----- ENTRIES PROVIDED -----

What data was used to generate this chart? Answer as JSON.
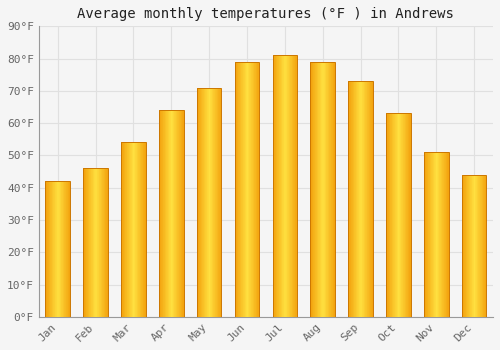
{
  "title": "Average monthly temperatures (°F ) in Andrews",
  "months": [
    "Jan",
    "Feb",
    "Mar",
    "Apr",
    "May",
    "Jun",
    "Jul",
    "Aug",
    "Sep",
    "Oct",
    "Nov",
    "Dec"
  ],
  "values": [
    42,
    46,
    54,
    64,
    71,
    79,
    81,
    79,
    73,
    63,
    51,
    44
  ],
  "ylim": [
    0,
    90
  ],
  "yticks": [
    0,
    10,
    20,
    30,
    40,
    50,
    60,
    70,
    80,
    90
  ],
  "ytick_labels": [
    "0°F",
    "10°F",
    "20°F",
    "30°F",
    "40°F",
    "50°F",
    "60°F",
    "70°F",
    "80°F",
    "90°F"
  ],
  "background_color": "#f5f5f5",
  "bar_edge_color": "#CC7700",
  "bar_outer_color": "#F5A800",
  "bar_inner_color": "#FFE066",
  "grid_color": "#e0e0e0",
  "title_fontsize": 10,
  "tick_fontsize": 8,
  "font_family": "monospace",
  "tick_color": "#666666",
  "bar_width": 0.65
}
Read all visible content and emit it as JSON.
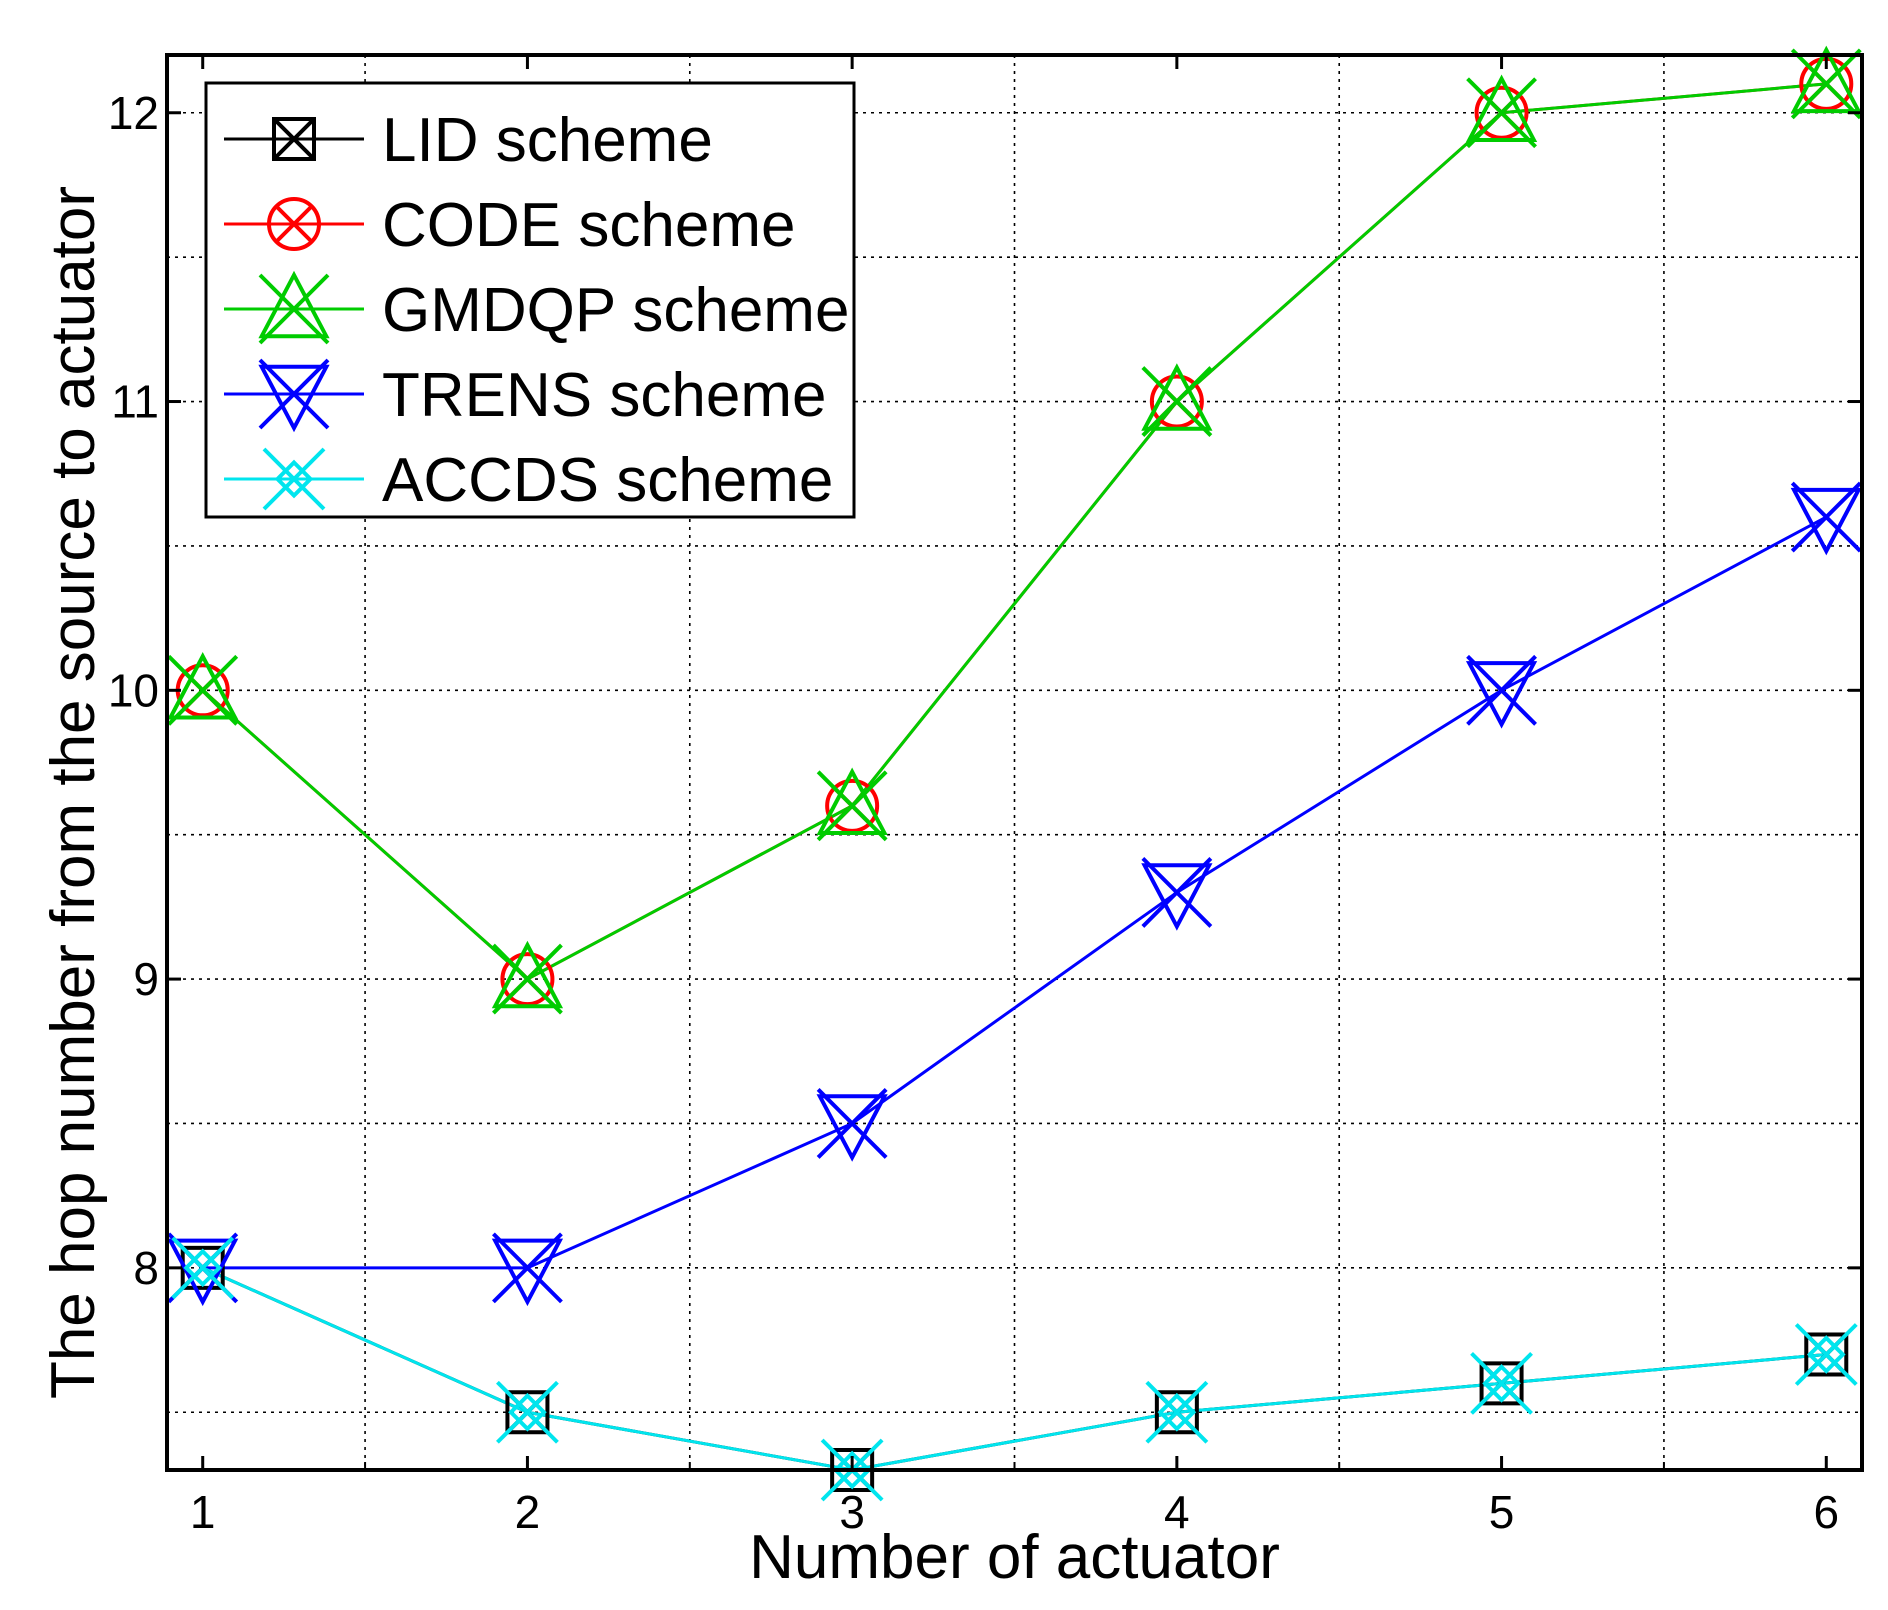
{
  "chart_data": {
    "type": "line",
    "xlabel": "Number of actuator",
    "ylabel": "The hop number from the source to actuator",
    "x": [
      1,
      2,
      3,
      4,
      5,
      6
    ],
    "xticks": [
      "1",
      "2",
      "3",
      "4",
      "5",
      "6"
    ],
    "yticks": [
      "8",
      "9",
      "10",
      "11",
      "12"
    ],
    "xlim": [
      0.89,
      6.11
    ],
    "ylim": [
      7.3,
      12.2
    ],
    "grid": true,
    "legend": "top-left",
    "series": [
      {
        "name": "LID scheme",
        "color": "#000000",
        "marker": "square-x",
        "values": [
          8.0,
          7.5,
          7.3,
          7.5,
          7.6,
          7.7
        ]
      },
      {
        "name": "CODE scheme",
        "color": "#ff0000",
        "marker": "circle-x",
        "values": [
          10.0,
          9.0,
          9.6,
          11.0,
          12.0,
          12.1
        ]
      },
      {
        "name": "GMDQP scheme",
        "color": "#00cc00",
        "marker": "triangle-up",
        "values": [
          10.0,
          9.0,
          9.6,
          11.0,
          12.0,
          12.1
        ]
      },
      {
        "name": "TRENS scheme",
        "color": "#0000ff",
        "marker": "triangle-down",
        "values": [
          8.0,
          8.0,
          8.5,
          9.3,
          10.0,
          10.6
        ]
      },
      {
        "name": "ACCDS scheme",
        "color": "#00e5ee",
        "marker": "x-diamond",
        "values": [
          8.0,
          7.5,
          7.3,
          7.5,
          7.6,
          7.7
        ]
      }
    ]
  }
}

-----

TASK PROMPT: Search the listing above for the string "triangle". Copy every line that contains it.

CORRECT RESULT:
        "marker": "triangle-up",
        "marker": "triangle-down",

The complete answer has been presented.